§ TRECHO FORNECIDO:
WELLINGTON RODRIGUES
A era tecnológica trouxe milhares de facilidades para a vida humana, dentre elas os smartphones (benditos ou não). A comunicação tornou-se mais ágil e eficiente, atingindo níveis recordes de conexão global com um simples toque e, o que é mais conveniente para a sociedade atual, sem a necessidade de sair do lugar.
Os pagamentos tornaram-se fáceis; chega de filas em bancos. As compras, nem se fala: pesquisa-se o que quiser em sites de confiança, olham-se as fotos, lê-se a descrição do produto e, se estiver ao nosso gosto, com um clique a compra está feita! Conversar em tempo real, por mensagem, voz ou vídeo. Enfim, tudo ótimo.
Perder o registro de belos lugares, das vistas maravilhosas que as viagens proporcionam? Jamais. Do bolso, tiramos o celular e fotografamos tudo. Vai fazer um trajeto longo? Temos aplicativos com milhares de músicas; basta colocar os fones. Aliás, não há nada melhor do que uma corrida ao final da tarde, ouvindo o que se gosta, com os pensamentos se organizando ao som de uma boa música.
Entretanto, como tudo na vida tem limite, o armazenamento dos dispositivos também tem o seu. Que maravilha é poder apagar alguns arquivos ou fotos e pronto: espaço liberado! A vida segue normalmente e, para muitos, isso é corriqueiro. No entanto, há quem enfrente dilemas mais frustrantes que esses: as dores das relações humanas intensas — que, porventura, deram errado, acabaram ou simplesmente se transformaram. Elas podem revirar a mente, confundir os sentidos e agir como uma úlcera profunda, fazendo doer até a mais feliz das lembranças.
É aqui que a tecnologia não oferece possibilidade de ajuda, pois não há como esvaziar o armazenamento do cérebro. Infelizmente, ele não vem com uma série de comandos que, se seguidos, permitam deletar certas lembranças. Elas ficam armazenadas, desde mais feliz à mais angustiante. O fato é que elas permanecem conosco. Existe lugar mais seguro que as nossas lembranças?

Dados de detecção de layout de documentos
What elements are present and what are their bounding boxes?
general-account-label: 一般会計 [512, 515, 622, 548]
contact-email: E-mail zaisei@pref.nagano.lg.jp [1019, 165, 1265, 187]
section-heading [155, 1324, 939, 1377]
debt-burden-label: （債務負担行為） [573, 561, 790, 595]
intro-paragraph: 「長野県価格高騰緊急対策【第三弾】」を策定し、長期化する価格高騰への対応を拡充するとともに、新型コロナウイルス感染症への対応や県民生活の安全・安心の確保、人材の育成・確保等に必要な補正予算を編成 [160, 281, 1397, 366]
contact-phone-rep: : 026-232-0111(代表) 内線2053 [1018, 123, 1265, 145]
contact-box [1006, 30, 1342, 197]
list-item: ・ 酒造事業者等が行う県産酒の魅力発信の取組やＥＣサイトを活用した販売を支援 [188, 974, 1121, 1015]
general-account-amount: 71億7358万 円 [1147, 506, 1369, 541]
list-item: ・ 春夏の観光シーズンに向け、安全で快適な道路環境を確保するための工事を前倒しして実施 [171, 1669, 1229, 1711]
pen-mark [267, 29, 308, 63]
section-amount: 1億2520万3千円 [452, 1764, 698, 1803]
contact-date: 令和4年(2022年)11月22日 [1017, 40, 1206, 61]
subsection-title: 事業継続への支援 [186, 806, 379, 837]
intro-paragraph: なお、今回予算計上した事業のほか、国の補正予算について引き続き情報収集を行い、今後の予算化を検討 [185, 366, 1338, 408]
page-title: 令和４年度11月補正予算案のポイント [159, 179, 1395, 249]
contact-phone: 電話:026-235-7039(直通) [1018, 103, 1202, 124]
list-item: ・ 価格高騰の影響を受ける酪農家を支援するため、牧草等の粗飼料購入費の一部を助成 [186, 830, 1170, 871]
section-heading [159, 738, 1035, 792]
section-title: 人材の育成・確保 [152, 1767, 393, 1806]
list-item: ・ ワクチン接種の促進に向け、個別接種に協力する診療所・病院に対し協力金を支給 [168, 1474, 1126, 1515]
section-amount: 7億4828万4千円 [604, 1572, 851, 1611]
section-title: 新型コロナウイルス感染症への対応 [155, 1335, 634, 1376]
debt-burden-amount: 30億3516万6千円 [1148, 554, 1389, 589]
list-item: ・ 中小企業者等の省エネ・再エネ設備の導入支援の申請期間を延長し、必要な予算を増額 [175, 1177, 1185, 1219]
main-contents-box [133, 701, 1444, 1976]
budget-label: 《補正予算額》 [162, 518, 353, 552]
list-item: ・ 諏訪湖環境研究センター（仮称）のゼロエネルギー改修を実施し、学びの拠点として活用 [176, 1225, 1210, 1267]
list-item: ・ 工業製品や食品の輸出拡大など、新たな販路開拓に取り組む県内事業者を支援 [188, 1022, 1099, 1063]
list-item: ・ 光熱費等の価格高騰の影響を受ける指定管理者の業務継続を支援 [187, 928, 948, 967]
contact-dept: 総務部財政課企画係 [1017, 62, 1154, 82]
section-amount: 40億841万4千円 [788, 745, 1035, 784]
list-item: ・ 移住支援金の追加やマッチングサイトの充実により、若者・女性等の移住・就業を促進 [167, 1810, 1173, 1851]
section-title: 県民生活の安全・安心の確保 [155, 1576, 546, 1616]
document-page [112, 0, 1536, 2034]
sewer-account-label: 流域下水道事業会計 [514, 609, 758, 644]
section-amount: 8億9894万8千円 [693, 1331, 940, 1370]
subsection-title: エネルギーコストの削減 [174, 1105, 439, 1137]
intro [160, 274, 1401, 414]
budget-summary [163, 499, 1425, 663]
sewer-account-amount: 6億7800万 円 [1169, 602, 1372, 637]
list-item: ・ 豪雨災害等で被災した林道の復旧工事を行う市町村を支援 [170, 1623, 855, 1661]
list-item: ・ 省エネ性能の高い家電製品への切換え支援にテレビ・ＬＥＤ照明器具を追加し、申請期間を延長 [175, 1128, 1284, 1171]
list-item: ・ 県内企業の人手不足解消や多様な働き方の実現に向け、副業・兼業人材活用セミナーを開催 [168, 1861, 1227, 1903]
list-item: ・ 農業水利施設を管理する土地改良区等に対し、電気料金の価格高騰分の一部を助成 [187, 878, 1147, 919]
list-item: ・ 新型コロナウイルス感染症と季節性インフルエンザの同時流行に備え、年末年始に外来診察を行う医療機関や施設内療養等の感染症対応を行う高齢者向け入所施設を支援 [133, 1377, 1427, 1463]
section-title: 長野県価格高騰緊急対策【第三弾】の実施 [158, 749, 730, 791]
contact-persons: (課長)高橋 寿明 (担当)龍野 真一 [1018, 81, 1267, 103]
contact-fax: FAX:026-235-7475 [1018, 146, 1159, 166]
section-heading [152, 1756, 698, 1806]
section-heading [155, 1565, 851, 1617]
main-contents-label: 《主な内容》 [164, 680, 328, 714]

§ USANDO AS INFORMAÇÕES:
1 - Responda com base no trecho:
(a) Com a facilidade dos pagamentos, o que deixa de ser preciso enfrentar?
(b) Segundo o trecho, de que não há nada melhor?
(c) O que, de acordo com o trecho, não há como esvaziar?
2 - Transcreva do trecho a parte que se inicia com as palavras "Entretanto, como tudo" e termina em "feliz das lembranças.".

§ RESPOSTAS DO EXERCÍCIO:
1 -
(a) As filas em bancos.
(b) De uma corrida ao final da tarde, ouvindo o que se gosta, com os pensamentos se organizando ao som de uma boa música.
(c) O armazenamento do cérebro.

2 -
Entretanto, como tudo na vida tem limite, o armazenamento dos dispositivos também tem o seu. Que maravilha é poder apagar alguns arquivos ou fotos e pronto: espaço liberado! A vida segue normalmente e, para muitos, isso é corriqueiro. No entanto, há quem enfrente dilemas mais frustrantes que esses: as dores das relações humanas intensas — que, porventura, deram errado, acabaram ou simplesmente se transformaram. Elas podem revirar a mente, confundir os sentidos e agir como uma úlcera profunda, fazendo doer até a mais feliz das lembranças.